| DO THIS |
Look through the lines below and extract any with the word "text".

Data excerpts:
[Begin]
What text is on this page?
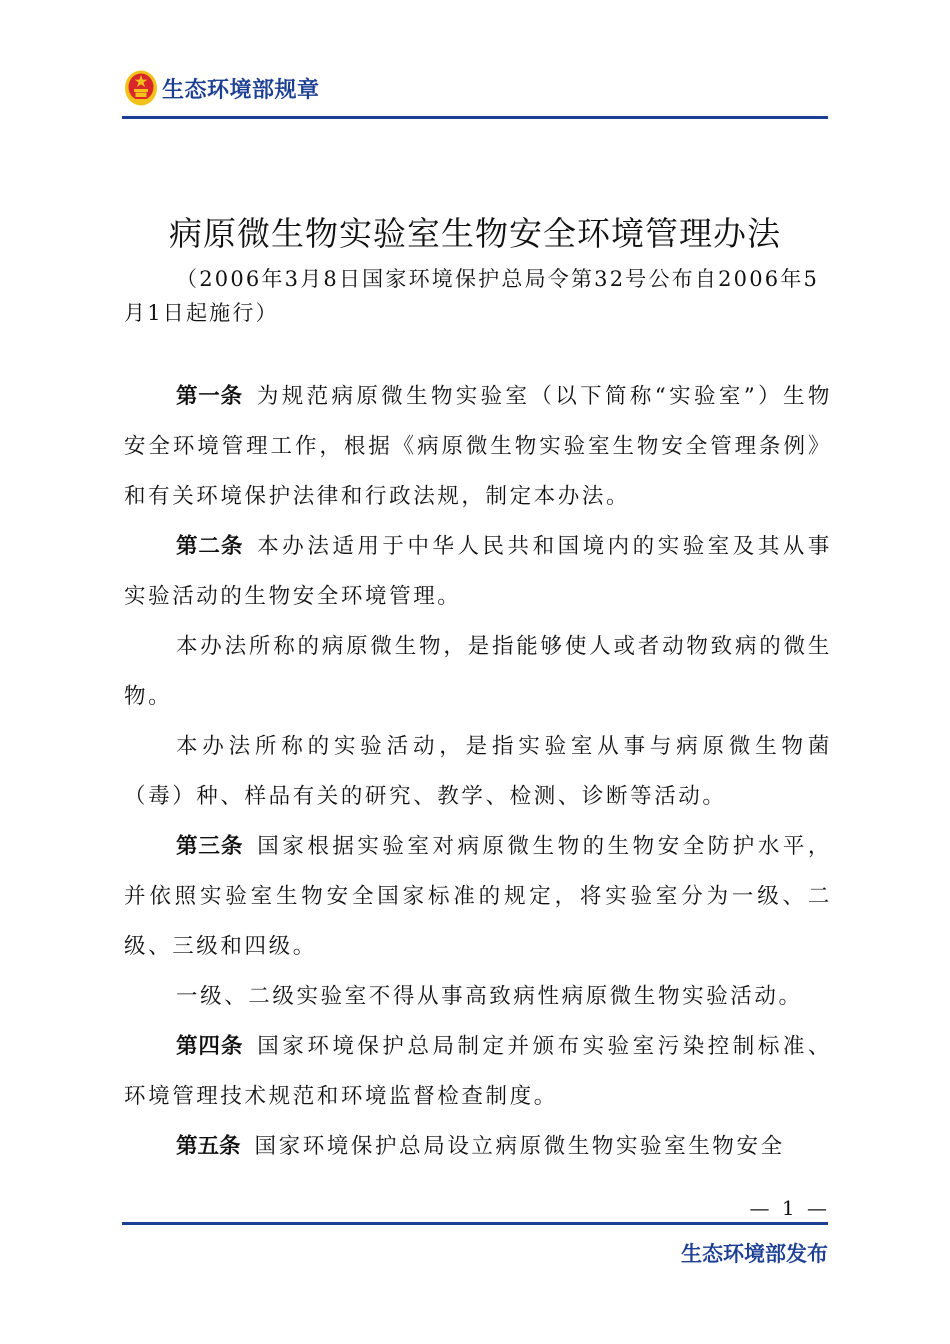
生态环境部规章
病原微生物实验室生物安全环境管理办法
（2006年3月8日国家环境保护总局令第32号公布自2006年5月1日起施行）

第一条 为规范病原微生物实验室（以下简称“实验室”）生物安全环境管理工作，根据《病原微生物实验室生物安全管理条例》和有关环境保护法律和行政法规，制定本办法。

第二条 本办法适用于中华人民共和国境内的实验室及其从事实验活动的生物安全环境管理。

本办法所称的病原微生物，是指能够使人或者动物致病的微生物。

本办法所称的实验活动，是指实验室从事与病原微生物菌（毒）种、样品有关的研究、教学、检测、诊断等活动。

第三条 国家根据实验室对病原微生物的生物安全防护水平，并依照实验室生物安全国家标准的规定，将实验室分为一级、二级、三级和四级。

一级、二级实验室不得从事高致病性病原微生物实验活动。

第四条 国家环境保护总局制定并颁布实验室污染控制标准、环境管理技术规范和环境监督检查制度。

第五条 国家环境保护总局设立病原微生物实验室生物安全

— 1 —
生态环境部发布
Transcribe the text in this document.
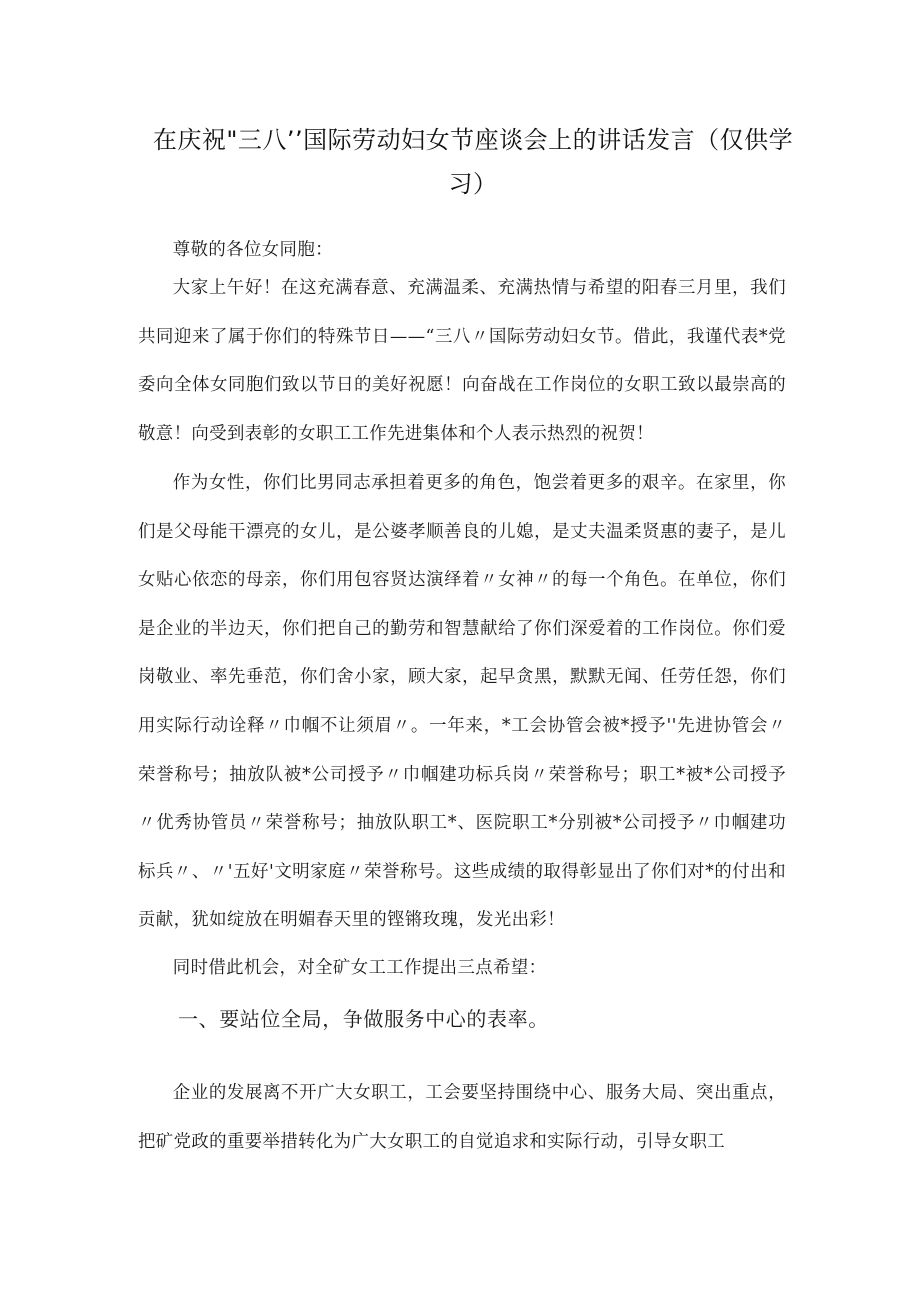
在庆祝"三八’’国际劳动妇女节座谈会上的讲话发言（仅供学习）

尊敬的各位女同胞：

大家上午好！在这充满春意、充满温柔、充满热情与希望的阳春三月里，我们共同迎来了属于你们的特殊节日——“三八〃国际劳动妇女节。借此，我谨代表*党委向全体女同胞们致以节日的美好祝愿！向奋战在工作岗位的女职工致以最崇高的敬意！向受到表彰的女职工工作先进集体和个人表示热烈的祝贺！

作为女性，你们比男同志承担着更多的角色，饱尝着更多的艰辛。在家里，你们是父母能干漂亮的女儿，是公婆孝顺善良的儿媳，是丈夫温柔贤惠的妻子，是儿女贴心依恋的母亲，你们用包容贤达演绎着〃女神〃的每一个角色。在单位，你们是企业的半边天，你们把自己的勤劳和智慧献给了你们深爱着的工作岗位。你们爱岗敬业、率先垂范，你们舍小家，顾大家，起早贪黑，默默无闻、任劳任怨，你们用实际行动诠释〃巾帼不让须眉〃。一年来，*工会协管会被*授予''先进协管会〃荣誉称号；抽放队被*公司授予〃巾帼建功标兵岗〃荣誉称号；职工*被*公司授予〃优秀协管员〃荣誉称号；抽放队职工*、医院职工*分别被*公司授予〃巾帼建功标兵〃、〃'五好'文明家庭〃荣誉称号。这些成绩的取得彰显出了你们对*的付出和贡献，犹如绽放在明媚春天里的铿锵玫瑰，发光出彩！

同时借此机会，对全矿女工工作提出三点希望：

一、要站位全局，争做服务中心的表率。

企业的发展离不开广大女职工，工会要坚持围绕中心、服务大局、突出重点，把矿党政的重要举措转化为广大女职工的自觉追求和实际行动，引导女职工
[End]
| RESPONSE BELOW |
What text is on this page?
Transcribe the text in this document.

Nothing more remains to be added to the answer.